*EXERCISE BRIEF*: Search the records that follow and extract every line containing the string "Аппарат".

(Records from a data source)
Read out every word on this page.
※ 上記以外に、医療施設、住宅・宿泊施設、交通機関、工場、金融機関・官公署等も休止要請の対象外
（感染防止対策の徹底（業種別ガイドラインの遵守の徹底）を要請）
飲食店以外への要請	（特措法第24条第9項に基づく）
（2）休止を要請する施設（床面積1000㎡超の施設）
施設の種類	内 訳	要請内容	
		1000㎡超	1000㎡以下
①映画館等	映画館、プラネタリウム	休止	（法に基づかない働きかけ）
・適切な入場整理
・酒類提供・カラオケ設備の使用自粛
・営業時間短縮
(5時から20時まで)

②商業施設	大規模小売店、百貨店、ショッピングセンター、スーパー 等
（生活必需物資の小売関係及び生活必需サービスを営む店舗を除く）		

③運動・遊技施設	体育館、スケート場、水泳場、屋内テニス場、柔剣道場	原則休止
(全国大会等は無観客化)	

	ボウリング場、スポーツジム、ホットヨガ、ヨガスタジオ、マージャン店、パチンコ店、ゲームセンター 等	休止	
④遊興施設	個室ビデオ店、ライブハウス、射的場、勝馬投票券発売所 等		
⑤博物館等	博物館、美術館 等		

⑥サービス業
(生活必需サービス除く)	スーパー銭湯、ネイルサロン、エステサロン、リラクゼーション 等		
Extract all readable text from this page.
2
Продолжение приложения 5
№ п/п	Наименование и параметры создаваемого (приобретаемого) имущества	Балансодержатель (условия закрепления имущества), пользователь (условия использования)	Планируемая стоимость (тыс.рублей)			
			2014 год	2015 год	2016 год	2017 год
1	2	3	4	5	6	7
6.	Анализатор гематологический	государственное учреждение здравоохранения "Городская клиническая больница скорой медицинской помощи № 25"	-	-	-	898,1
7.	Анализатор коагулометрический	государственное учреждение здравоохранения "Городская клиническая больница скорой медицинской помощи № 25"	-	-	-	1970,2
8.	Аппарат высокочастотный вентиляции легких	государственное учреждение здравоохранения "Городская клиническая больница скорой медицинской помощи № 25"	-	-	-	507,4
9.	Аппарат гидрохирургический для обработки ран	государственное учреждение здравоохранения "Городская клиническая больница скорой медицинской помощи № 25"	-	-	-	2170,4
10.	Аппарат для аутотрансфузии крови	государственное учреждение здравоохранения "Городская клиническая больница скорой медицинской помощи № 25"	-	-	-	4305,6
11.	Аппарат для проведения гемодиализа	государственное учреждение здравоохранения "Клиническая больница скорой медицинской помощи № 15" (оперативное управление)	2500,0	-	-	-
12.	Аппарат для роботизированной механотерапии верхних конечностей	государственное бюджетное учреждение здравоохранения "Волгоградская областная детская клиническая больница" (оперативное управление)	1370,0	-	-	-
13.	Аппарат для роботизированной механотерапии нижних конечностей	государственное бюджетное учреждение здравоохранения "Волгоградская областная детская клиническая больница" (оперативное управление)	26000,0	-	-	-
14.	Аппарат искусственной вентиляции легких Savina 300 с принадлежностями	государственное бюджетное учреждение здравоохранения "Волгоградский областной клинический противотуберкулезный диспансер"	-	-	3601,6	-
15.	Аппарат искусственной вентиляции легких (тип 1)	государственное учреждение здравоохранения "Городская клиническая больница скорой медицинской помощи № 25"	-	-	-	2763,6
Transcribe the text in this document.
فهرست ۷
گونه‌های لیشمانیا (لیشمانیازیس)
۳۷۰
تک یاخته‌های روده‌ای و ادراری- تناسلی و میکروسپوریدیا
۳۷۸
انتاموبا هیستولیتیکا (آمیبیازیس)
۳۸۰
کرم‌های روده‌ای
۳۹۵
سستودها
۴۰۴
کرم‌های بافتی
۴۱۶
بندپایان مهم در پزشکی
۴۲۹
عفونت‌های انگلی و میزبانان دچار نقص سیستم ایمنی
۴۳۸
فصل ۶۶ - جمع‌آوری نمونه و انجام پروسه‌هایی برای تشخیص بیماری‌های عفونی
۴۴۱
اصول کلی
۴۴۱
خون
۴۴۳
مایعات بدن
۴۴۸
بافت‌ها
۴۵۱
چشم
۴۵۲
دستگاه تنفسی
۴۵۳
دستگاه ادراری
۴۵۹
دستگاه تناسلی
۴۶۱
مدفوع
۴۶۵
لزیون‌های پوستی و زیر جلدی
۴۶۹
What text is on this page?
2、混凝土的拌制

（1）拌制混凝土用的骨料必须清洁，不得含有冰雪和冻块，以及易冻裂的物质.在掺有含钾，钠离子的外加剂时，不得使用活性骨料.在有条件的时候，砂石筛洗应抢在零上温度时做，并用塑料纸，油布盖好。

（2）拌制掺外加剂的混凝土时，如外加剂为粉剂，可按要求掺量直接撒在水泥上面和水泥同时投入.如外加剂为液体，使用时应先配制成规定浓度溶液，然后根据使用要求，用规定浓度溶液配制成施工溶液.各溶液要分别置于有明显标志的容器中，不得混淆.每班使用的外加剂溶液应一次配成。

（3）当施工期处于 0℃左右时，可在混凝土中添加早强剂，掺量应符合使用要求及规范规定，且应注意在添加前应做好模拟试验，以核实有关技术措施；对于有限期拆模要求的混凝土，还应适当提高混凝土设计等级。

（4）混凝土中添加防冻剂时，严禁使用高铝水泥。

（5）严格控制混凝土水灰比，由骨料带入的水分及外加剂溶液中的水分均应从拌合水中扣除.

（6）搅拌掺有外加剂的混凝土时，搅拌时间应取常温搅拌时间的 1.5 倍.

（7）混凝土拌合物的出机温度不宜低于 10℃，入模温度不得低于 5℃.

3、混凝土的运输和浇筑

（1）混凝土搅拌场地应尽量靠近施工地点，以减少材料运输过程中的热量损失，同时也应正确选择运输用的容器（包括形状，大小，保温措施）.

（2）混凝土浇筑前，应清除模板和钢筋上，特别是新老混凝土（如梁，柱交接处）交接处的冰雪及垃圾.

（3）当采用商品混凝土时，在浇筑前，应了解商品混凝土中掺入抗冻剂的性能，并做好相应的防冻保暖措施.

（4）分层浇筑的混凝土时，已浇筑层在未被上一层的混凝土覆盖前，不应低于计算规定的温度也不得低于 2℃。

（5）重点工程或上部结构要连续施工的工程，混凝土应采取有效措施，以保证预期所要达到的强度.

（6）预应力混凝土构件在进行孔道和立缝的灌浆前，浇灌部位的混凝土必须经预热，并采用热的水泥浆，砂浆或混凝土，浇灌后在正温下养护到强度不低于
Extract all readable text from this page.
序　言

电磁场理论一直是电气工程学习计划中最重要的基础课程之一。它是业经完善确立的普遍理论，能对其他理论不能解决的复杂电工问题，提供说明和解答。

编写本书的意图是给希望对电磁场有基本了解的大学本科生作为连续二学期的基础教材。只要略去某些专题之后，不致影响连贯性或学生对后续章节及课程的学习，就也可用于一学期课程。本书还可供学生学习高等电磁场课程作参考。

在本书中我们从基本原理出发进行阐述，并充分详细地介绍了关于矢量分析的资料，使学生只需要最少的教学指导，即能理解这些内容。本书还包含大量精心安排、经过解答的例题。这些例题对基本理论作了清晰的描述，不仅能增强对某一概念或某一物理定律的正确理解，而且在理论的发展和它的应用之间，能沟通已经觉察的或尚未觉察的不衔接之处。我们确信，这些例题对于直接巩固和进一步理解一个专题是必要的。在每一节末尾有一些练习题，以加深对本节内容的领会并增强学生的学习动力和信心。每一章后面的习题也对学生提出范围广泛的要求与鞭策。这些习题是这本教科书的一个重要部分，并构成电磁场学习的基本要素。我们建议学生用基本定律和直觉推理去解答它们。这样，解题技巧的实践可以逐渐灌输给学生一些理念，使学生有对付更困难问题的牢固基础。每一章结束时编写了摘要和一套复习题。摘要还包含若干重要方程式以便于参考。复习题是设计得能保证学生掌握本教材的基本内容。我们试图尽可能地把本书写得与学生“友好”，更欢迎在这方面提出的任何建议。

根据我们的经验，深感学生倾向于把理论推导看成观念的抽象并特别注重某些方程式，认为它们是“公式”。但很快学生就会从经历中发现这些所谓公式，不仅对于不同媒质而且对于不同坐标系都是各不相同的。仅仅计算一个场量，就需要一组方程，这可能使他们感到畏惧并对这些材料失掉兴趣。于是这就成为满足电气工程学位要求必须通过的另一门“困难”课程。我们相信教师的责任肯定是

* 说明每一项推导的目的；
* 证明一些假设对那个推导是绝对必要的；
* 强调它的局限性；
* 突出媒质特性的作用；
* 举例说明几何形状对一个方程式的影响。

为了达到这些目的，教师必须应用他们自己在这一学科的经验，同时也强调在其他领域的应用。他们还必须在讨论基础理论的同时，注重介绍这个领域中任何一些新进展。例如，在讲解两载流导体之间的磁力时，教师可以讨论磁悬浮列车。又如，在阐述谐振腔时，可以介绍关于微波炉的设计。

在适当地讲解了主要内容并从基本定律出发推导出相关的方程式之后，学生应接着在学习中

*ANSWER TO THE EXERCISE*:
8.	Аппарат высокочастотный вентиляции легких	государственное учреждение здравоохранения "Городская клиническая больница скорой медицинской помощи № 25"	-	-	-	507,4
9.	Аппарат гидрохирургический для обработки ран	государственное учреждение здравоохранения "Городская клиническая больница скорой медицинской помощи № 25"	-	-	-	2170,4
10.	Аппарат для аутотрансфузии крови	государственное учреждение здравоохранения "Городская клиническая больница скорой медицинской помощи № 25"	-	-	-	4305,6
11.	Аппарат для проведения гемодиализа	государственное учреждение здравоохранения "Клиническая больница скорой медицинской помощи № 15" (оперативное управление)	2500,0	-	-	-
12.	Аппарат для роботизированной механотерапии верхних конечностей	государственное бюджетное учреждение здравоохранения "Волгоградская областная детская клиническая больница" (оперативное управление)	1370,0	-	-	-
13.	Аппарат для роботизированной механотерапии нижних конечностей	государственное бюджетное учреждение здравоохранения "Волгоградская областная детская клиническая больница" (оперативное управление)	26000,0	-	-	-
14.	Аппарат искусственной вентиляции легких Savina 300 с принадлежностями	государственное бюджетное учреждение здравоохранения "Волгоградский областной клинический противотуберкулезный диспансер"	-	-	3601,6	-
15.	Аппарат искусственной вентиляции легких (тип 1)	государственное учреждение здравоохранения "Городская клиническая больница скорой медицинской помощи № 25"	-	-	-	2763,6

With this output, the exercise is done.